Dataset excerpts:
------------------------------------

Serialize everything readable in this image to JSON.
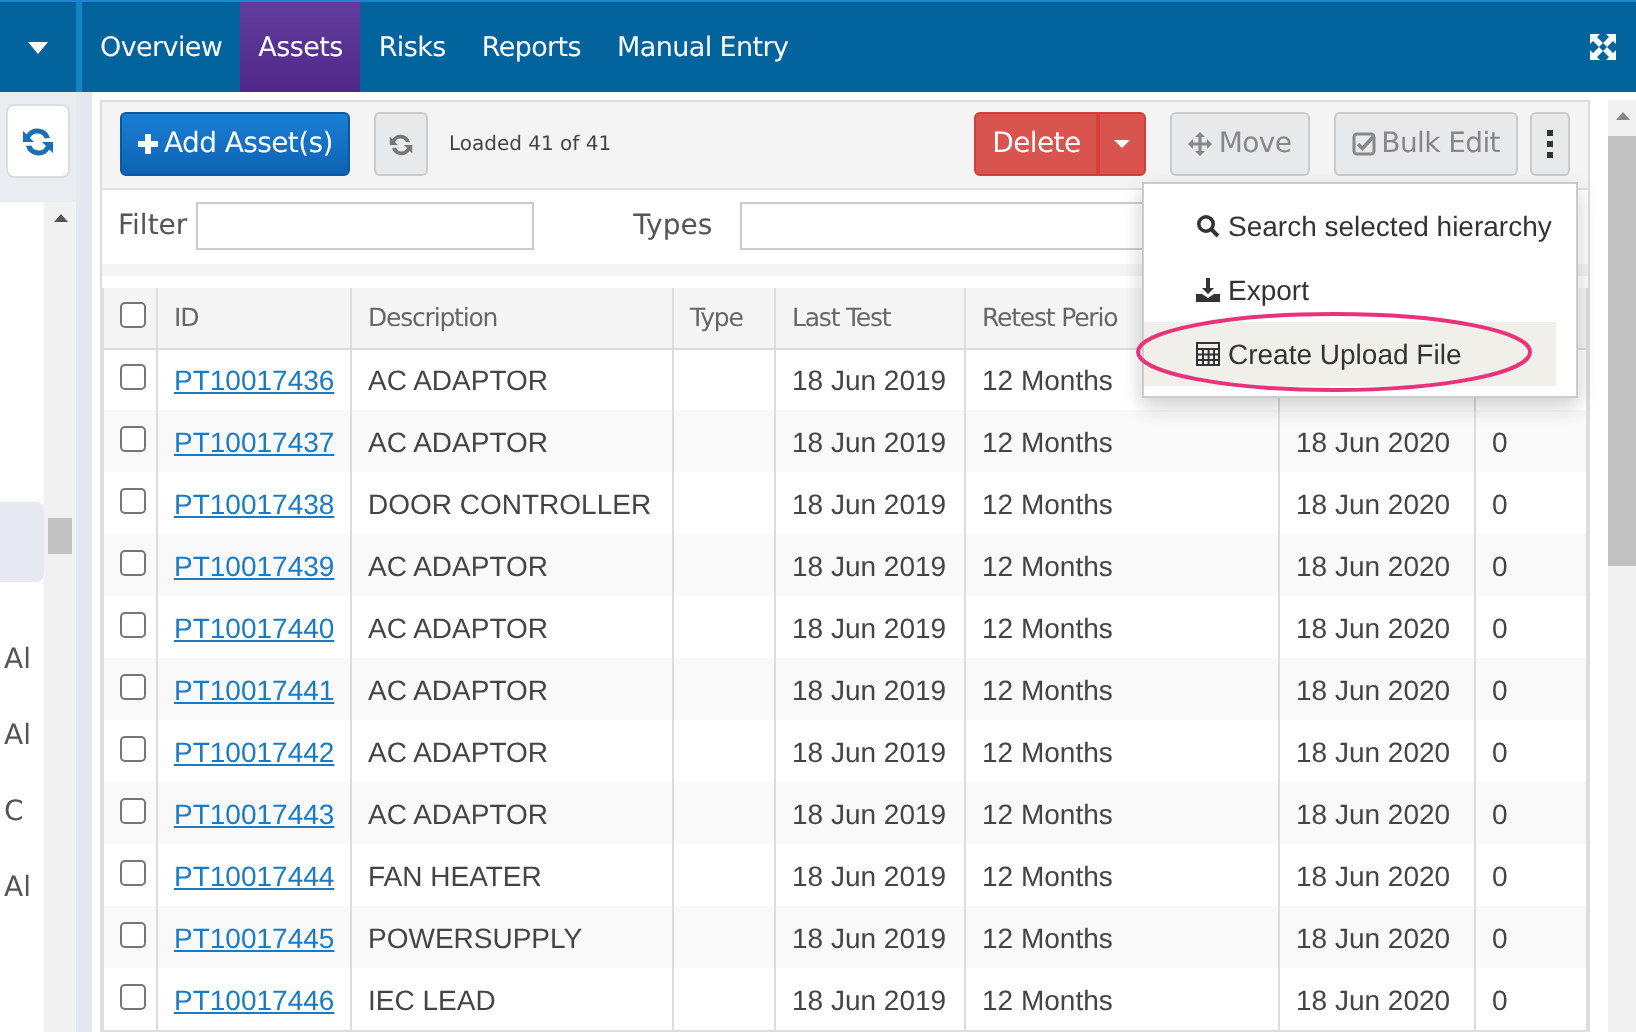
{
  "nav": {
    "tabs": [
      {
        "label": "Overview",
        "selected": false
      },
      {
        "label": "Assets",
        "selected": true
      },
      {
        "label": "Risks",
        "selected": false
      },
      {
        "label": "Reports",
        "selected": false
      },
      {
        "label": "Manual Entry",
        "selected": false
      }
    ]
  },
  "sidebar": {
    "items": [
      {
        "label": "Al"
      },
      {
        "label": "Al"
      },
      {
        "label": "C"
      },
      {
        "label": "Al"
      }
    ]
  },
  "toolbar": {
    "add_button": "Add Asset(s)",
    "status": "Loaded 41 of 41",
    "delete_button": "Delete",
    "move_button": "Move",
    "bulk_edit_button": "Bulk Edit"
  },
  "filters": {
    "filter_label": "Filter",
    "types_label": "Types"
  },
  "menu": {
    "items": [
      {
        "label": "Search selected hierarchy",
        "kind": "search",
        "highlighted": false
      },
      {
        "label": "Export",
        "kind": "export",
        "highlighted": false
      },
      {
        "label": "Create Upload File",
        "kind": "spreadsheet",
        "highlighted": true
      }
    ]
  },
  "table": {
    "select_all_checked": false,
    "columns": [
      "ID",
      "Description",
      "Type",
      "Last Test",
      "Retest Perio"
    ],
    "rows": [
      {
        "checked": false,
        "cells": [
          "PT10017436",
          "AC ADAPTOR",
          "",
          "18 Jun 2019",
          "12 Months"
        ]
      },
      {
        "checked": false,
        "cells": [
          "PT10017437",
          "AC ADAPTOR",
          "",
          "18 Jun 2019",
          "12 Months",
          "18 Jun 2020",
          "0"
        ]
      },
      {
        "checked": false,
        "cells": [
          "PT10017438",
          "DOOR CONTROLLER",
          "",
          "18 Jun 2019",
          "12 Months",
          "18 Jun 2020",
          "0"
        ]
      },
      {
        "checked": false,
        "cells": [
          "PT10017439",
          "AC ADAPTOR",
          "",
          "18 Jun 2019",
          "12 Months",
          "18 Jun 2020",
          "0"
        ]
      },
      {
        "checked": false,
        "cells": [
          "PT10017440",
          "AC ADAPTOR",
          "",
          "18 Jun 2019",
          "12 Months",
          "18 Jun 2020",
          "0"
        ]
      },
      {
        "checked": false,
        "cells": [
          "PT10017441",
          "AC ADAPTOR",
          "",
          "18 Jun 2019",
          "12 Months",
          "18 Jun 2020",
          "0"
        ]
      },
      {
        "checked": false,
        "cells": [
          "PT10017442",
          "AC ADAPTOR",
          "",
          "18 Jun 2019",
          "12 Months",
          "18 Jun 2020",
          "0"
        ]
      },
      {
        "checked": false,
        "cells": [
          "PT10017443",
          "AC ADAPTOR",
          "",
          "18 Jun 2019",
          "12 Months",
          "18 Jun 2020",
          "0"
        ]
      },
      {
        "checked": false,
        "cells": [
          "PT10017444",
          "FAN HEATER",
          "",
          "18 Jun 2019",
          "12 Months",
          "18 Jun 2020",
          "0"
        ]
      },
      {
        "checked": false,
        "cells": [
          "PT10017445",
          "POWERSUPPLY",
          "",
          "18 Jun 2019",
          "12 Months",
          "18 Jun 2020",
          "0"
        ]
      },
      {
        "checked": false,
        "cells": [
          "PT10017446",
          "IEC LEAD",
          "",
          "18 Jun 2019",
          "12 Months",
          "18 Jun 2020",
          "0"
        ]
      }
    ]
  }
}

------------------------------------

• **SHORT TASK**
Find the lines above that contain the word "kind" and collect them.

• **TASK OUTPUT**
        "kind": "search",
        "kind": "export",
        "kind": "spreadsheet",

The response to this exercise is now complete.